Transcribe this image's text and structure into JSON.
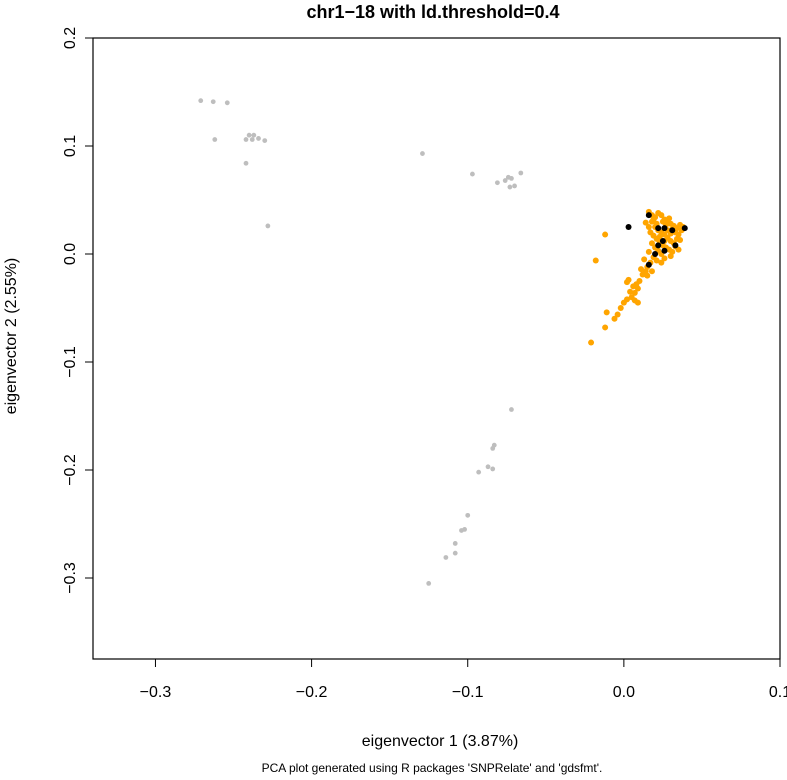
{
  "chart_data": {
    "type": "scatter",
    "title": "chr1−18 with ld.threshold=0.4",
    "xlabel": "eigenvector 1 (3.87%)",
    "ylabel": "eigenvector 2 (2.55%)",
    "caption": "PCA plot generated using R packages 'SNPRelate' and 'gdsfmt'.",
    "xlim": [
      -0.34,
      0.1
    ],
    "ylim": [
      -0.375,
      0.2
    ],
    "x_ticks": [
      -0.3,
      -0.2,
      -0.1,
      0.0,
      0.1
    ],
    "x_tick_labels": [
      "−0.3",
      "−0.2",
      "−0.1",
      "0.0",
      "0.1"
    ],
    "y_ticks": [
      -0.3,
      -0.2,
      -0.1,
      0.0,
      0.1,
      0.2
    ],
    "y_tick_labels": [
      "−0.3",
      "−0.2",
      "−0.1",
      "0.0",
      "0.1",
      "0.2"
    ],
    "grid": false,
    "legend": false,
    "series": [
      {
        "color": "#bebebe",
        "points": [
          [
            -0.271,
            0.142
          ],
          [
            -0.263,
            0.141
          ],
          [
            -0.254,
            0.14
          ],
          [
            -0.262,
            0.106
          ],
          [
            -0.242,
            0.106
          ],
          [
            -0.24,
            0.11
          ],
          [
            -0.237,
            0.11
          ],
          [
            -0.238,
            0.106
          ],
          [
            -0.234,
            0.107
          ],
          [
            -0.23,
            0.105
          ],
          [
            -0.242,
            0.084
          ],
          [
            -0.228,
            0.026
          ],
          [
            -0.129,
            0.093
          ],
          [
            -0.097,
            0.074
          ],
          [
            -0.081,
            0.066
          ],
          [
            -0.076,
            0.068
          ],
          [
            -0.074,
            0.071
          ],
          [
            -0.072,
            0.07
          ],
          [
            -0.073,
            0.062
          ],
          [
            -0.07,
            0.063
          ],
          [
            -0.066,
            0.075
          ],
          [
            -0.072,
            -0.144
          ],
          [
            -0.083,
            -0.177
          ],
          [
            -0.084,
            -0.18
          ],
          [
            -0.087,
            -0.197
          ],
          [
            -0.084,
            -0.199
          ],
          [
            -0.093,
            -0.202
          ],
          [
            -0.1,
            -0.242
          ],
          [
            -0.102,
            -0.255
          ],
          [
            -0.104,
            -0.256
          ],
          [
            -0.108,
            -0.268
          ],
          [
            -0.108,
            -0.277
          ],
          [
            -0.114,
            -0.281
          ],
          [
            -0.125,
            -0.305
          ]
        ]
      },
      {
        "color": "#ffa500",
        "points": [
          [
            -0.021,
            -0.082
          ],
          [
            -0.012,
            -0.068
          ],
          [
            -0.011,
            -0.054
          ],
          [
            -0.006,
            -0.06
          ],
          [
            -0.004,
            -0.056
          ],
          [
            -0.002,
            -0.05
          ],
          [
            0.0,
            -0.045
          ],
          [
            0.002,
            -0.042
          ],
          [
            0.005,
            -0.04
          ],
          [
            0.007,
            -0.043
          ],
          [
            0.009,
            -0.045
          ],
          [
            0.004,
            -0.035
          ],
          [
            0.006,
            -0.03
          ],
          [
            0.008,
            -0.028
          ],
          [
            0.01,
            -0.025
          ],
          [
            0.003,
            -0.024
          ],
          [
            0.012,
            -0.019
          ],
          [
            0.015,
            -0.02
          ],
          [
            0.018,
            -0.016
          ],
          [
            0.002,
            -0.026
          ],
          [
            0.007,
            -0.036
          ],
          [
            0.009,
            -0.032
          ],
          [
            -0.018,
            -0.006
          ],
          [
            -0.012,
            0.018
          ],
          [
            0.016,
            0.039
          ],
          [
            0.018,
            0.036
          ],
          [
            0.02,
            0.034
          ],
          [
            0.022,
            0.038
          ],
          [
            0.024,
            0.036
          ],
          [
            0.026,
            0.032
          ],
          [
            0.028,
            0.03
          ],
          [
            0.03,
            0.028
          ],
          [
            0.032,
            0.026
          ],
          [
            0.034,
            0.024
          ],
          [
            0.036,
            0.027
          ],
          [
            0.018,
            0.03
          ],
          [
            0.02,
            0.025
          ],
          [
            0.022,
            0.022
          ],
          [
            0.024,
            0.02
          ],
          [
            0.026,
            0.018
          ],
          [
            0.028,
            0.015
          ],
          [
            0.03,
            0.012
          ],
          [
            0.032,
            0.01
          ],
          [
            0.034,
            0.014
          ],
          [
            0.017,
            0.02
          ],
          [
            0.019,
            0.017
          ],
          [
            0.021,
            0.014
          ],
          [
            0.023,
            0.011
          ],
          [
            0.025,
            0.008
          ],
          [
            0.027,
            0.006
          ],
          [
            0.029,
            0.004
          ],
          [
            0.031,
            0.002
          ],
          [
            0.02,
            0.006
          ],
          [
            0.022,
            0.003
          ],
          [
            0.024,
            0.0
          ],
          [
            0.019,
            -0.003
          ],
          [
            0.021,
            -0.006
          ],
          [
            0.017,
            -0.008
          ],
          [
            0.015,
            -0.012
          ],
          [
            0.028,
            0.022
          ],
          [
            0.03,
            0.019
          ],
          [
            0.033,
            0.02
          ],
          [
            0.035,
            0.018
          ],
          [
            0.037,
            0.022
          ],
          [
            0.016,
            0.025
          ],
          [
            0.014,
            0.029
          ],
          [
            0.027,
            0.027
          ],
          [
            0.025,
            0.03
          ],
          [
            0.029,
            0.033
          ],
          [
            0.031,
            0.023
          ],
          [
            0.018,
            0.01
          ],
          [
            0.026,
            0.012
          ],
          [
            0.023,
            0.016
          ],
          [
            0.016,
            0.002
          ],
          [
            0.013,
            -0.005
          ],
          [
            0.011,
            -0.014
          ],
          [
            0.014,
            -0.016
          ],
          [
            0.033,
            0.007
          ],
          [
            0.035,
            0.004
          ],
          [
            0.03,
            -0.002
          ],
          [
            0.026,
            -0.004
          ],
          [
            0.024,
            -0.008
          ],
          [
            0.021,
            0.028
          ],
          [
            0.019,
            0.032
          ],
          [
            0.038,
            0.025
          ],
          [
            0.036,
            0.013
          ]
        ]
      },
      {
        "color": "#000000",
        "points": [
          [
            0.003,
            0.025
          ],
          [
            0.016,
            0.036
          ],
          [
            0.022,
            0.024
          ],
          [
            0.026,
            0.024
          ],
          [
            0.031,
            0.022
          ],
          [
            0.039,
            0.024
          ],
          [
            0.025,
            0.012
          ],
          [
            0.022,
            0.008
          ],
          [
            0.033,
            0.008
          ],
          [
            0.026,
            0.003
          ],
          [
            0.02,
            0.0
          ],
          [
            0.016,
            -0.01
          ]
        ]
      }
    ]
  }
}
_ _ _
▸ **Task to carry out**
Pictures are to be left out; repeat all the remaining data exactly.

▸ **Expected answer**
Transcribe this image's text and structure into JSON.
{
  "chart_data": {
    "type": "scatter",
    "title": "chr1−18 with ld.threshold=0.4",
    "xlabel": "eigenvector 1 (3.87%)",
    "ylabel": "eigenvector 2 (2.55%)",
    "caption": "PCA plot generated using R packages 'SNPRelate' and 'gdsfmt'.",
    "xlim": [
      -0.34,
      0.1
    ],
    "ylim": [
      -0.375,
      0.2
    ],
    "x_ticks": [
      -0.3,
      -0.2,
      -0.1,
      0.0,
      0.1
    ],
    "x_tick_labels": [
      "−0.3",
      "−0.2",
      "−0.1",
      "0.0",
      "0.1"
    ],
    "y_ticks": [
      -0.3,
      -0.2,
      -0.1,
      0.0,
      0.1,
      0.2
    ],
    "y_tick_labels": [
      "−0.3",
      "−0.2",
      "−0.1",
      "0.0",
      "0.1",
      "0.2"
    ],
    "grid": false,
    "legend": false,
    "series": [
      {
        "color": "#bebebe",
        "points": [
          [
            -0.271,
            0.142
          ],
          [
            -0.263,
            0.141
          ],
          [
            -0.254,
            0.14
          ],
          [
            -0.262,
            0.106
          ],
          [
            -0.242,
            0.106
          ],
          [
            -0.24,
            0.11
          ],
          [
            -0.237,
            0.11
          ],
          [
            -0.238,
            0.106
          ],
          [
            -0.234,
            0.107
          ],
          [
            -0.23,
            0.105
          ],
          [
            -0.242,
            0.084
          ],
          [
            -0.228,
            0.026
          ],
          [
            -0.129,
            0.093
          ],
          [
            -0.097,
            0.074
          ],
          [
            -0.081,
            0.066
          ],
          [
            -0.076,
            0.068
          ],
          [
            -0.074,
            0.071
          ],
          [
            -0.072,
            0.07
          ],
          [
            -0.073,
            0.062
          ],
          [
            -0.07,
            0.063
          ],
          [
            -0.066,
            0.075
          ],
          [
            -0.072,
            -0.144
          ],
          [
            -0.083,
            -0.177
          ],
          [
            -0.084,
            -0.18
          ],
          [
            -0.087,
            -0.197
          ],
          [
            -0.084,
            -0.199
          ],
          [
            -0.093,
            -0.202
          ],
          [
            -0.1,
            -0.242
          ],
          [
            -0.102,
            -0.255
          ],
          [
            -0.104,
            -0.256
          ],
          [
            -0.108,
            -0.268
          ],
          [
            -0.108,
            -0.277
          ],
          [
            -0.114,
            -0.281
          ],
          [
            -0.125,
            -0.305
          ]
        ]
      },
      {
        "color": "#ffa500",
        "points": [
          [
            -0.021,
            -0.082
          ],
          [
            -0.012,
            -0.068
          ],
          [
            -0.011,
            -0.054
          ],
          [
            -0.006,
            -0.06
          ],
          [
            -0.004,
            -0.056
          ],
          [
            -0.002,
            -0.05
          ],
          [
            0.0,
            -0.045
          ],
          [
            0.002,
            -0.042
          ],
          [
            0.005,
            -0.04
          ],
          [
            0.007,
            -0.043
          ],
          [
            0.009,
            -0.045
          ],
          [
            0.004,
            -0.035
          ],
          [
            0.006,
            -0.03
          ],
          [
            0.008,
            -0.028
          ],
          [
            0.01,
            -0.025
          ],
          [
            0.003,
            -0.024
          ],
          [
            0.012,
            -0.019
          ],
          [
            0.015,
            -0.02
          ],
          [
            0.018,
            -0.016
          ],
          [
            0.002,
            -0.026
          ],
          [
            0.007,
            -0.036
          ],
          [
            0.009,
            -0.032
          ],
          [
            -0.018,
            -0.006
          ],
          [
            -0.012,
            0.018
          ],
          [
            0.016,
            0.039
          ],
          [
            0.018,
            0.036
          ],
          [
            0.02,
            0.034
          ],
          [
            0.022,
            0.038
          ],
          [
            0.024,
            0.036
          ],
          [
            0.026,
            0.032
          ],
          [
            0.028,
            0.03
          ],
          [
            0.03,
            0.028
          ],
          [
            0.032,
            0.026
          ],
          [
            0.034,
            0.024
          ],
          [
            0.036,
            0.027
          ],
          [
            0.018,
            0.03
          ],
          [
            0.02,
            0.025
          ],
          [
            0.022,
            0.022
          ],
          [
            0.024,
            0.02
          ],
          [
            0.026,
            0.018
          ],
          [
            0.028,
            0.015
          ],
          [
            0.03,
            0.012
          ],
          [
            0.032,
            0.01
          ],
          [
            0.034,
            0.014
          ],
          [
            0.017,
            0.02
          ],
          [
            0.019,
            0.017
          ],
          [
            0.021,
            0.014
          ],
          [
            0.023,
            0.011
          ],
          [
            0.025,
            0.008
          ],
          [
            0.027,
            0.006
          ],
          [
            0.029,
            0.004
          ],
          [
            0.031,
            0.002
          ],
          [
            0.02,
            0.006
          ],
          [
            0.022,
            0.003
          ],
          [
            0.024,
            0.0
          ],
          [
            0.019,
            -0.003
          ],
          [
            0.021,
            -0.006
          ],
          [
            0.017,
            -0.008
          ],
          [
            0.015,
            -0.012
          ],
          [
            0.028,
            0.022
          ],
          [
            0.03,
            0.019
          ],
          [
            0.033,
            0.02
          ],
          [
            0.035,
            0.018
          ],
          [
            0.037,
            0.022
          ],
          [
            0.016,
            0.025
          ],
          [
            0.014,
            0.029
          ],
          [
            0.027,
            0.027
          ],
          [
            0.025,
            0.03
          ],
          [
            0.029,
            0.033
          ],
          [
            0.031,
            0.023
          ],
          [
            0.018,
            0.01
          ],
          [
            0.026,
            0.012
          ],
          [
            0.023,
            0.016
          ],
          [
            0.016,
            0.002
          ],
          [
            0.013,
            -0.005
          ],
          [
            0.011,
            -0.014
          ],
          [
            0.014,
            -0.016
          ],
          [
            0.033,
            0.007
          ],
          [
            0.035,
            0.004
          ],
          [
            0.03,
            -0.002
          ],
          [
            0.026,
            -0.004
          ],
          [
            0.024,
            -0.008
          ],
          [
            0.021,
            0.028
          ],
          [
            0.019,
            0.032
          ],
          [
            0.038,
            0.025
          ],
          [
            0.036,
            0.013
          ]
        ]
      },
      {
        "color": "#000000",
        "points": [
          [
            0.003,
            0.025
          ],
          [
            0.016,
            0.036
          ],
          [
            0.022,
            0.024
          ],
          [
            0.026,
            0.024
          ],
          [
            0.031,
            0.022
          ],
          [
            0.039,
            0.024
          ],
          [
            0.025,
            0.012
          ],
          [
            0.022,
            0.008
          ],
          [
            0.033,
            0.008
          ],
          [
            0.026,
            0.003
          ],
          [
            0.02,
            0.0
          ],
          [
            0.016,
            -0.01
          ]
        ]
      }
    ]
  }
}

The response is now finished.